Your task is to print all of the material verbatim.

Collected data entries
_ _ _ _ _ _ _
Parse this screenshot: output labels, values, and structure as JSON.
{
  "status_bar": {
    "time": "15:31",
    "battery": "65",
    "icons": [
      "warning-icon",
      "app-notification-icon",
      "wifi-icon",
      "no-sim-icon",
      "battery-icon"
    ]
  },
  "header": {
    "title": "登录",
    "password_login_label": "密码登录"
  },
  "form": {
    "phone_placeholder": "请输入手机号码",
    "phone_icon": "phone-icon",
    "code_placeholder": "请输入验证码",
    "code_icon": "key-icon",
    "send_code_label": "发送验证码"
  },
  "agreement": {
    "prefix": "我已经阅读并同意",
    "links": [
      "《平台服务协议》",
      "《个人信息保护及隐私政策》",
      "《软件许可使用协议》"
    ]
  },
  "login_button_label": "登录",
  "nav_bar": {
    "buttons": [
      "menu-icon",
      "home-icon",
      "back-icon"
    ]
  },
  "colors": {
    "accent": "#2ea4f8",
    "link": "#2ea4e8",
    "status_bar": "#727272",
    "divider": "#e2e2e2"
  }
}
_ _ _ _ _ _ _
| The response |
Parse this screenshot: output labels, values, and structure as JSON.
{
  "status_bar": {
    "time": "15:31",
    "battery": "65",
    "icons": [
      "warning-icon",
      "app-notification-icon",
      "wifi-icon",
      "no-sim-icon",
      "battery-icon"
    ]
  },
  "header": {
    "title": "登录",
    "password_login_label": "密码登录"
  },
  "form": {
    "phone_placeholder": "请输入手机号码",
    "phone_icon": "phone-icon",
    "code_placeholder": "请输入验证码",
    "code_icon": "key-icon",
    "send_code_label": "发送验证码"
  },
  "agreement": {
    "prefix": "我已经阅读并同意",
    "links": [
      "《平台服务协议》",
      "《个人信息保护及隐私政策》",
      "《软件许可使用协议》"
    ]
  },
  "login_button_label": "登录",
  "nav_bar": {
    "buttons": [
      "menu-icon",
      "home-icon",
      "back-icon"
    ]
  },
  "colors": {
    "accent": "#2ea4f8",
    "link": "#2ea4e8",
    "status_bar": "#727272",
    "divider": "#e2e2e2"
  }
}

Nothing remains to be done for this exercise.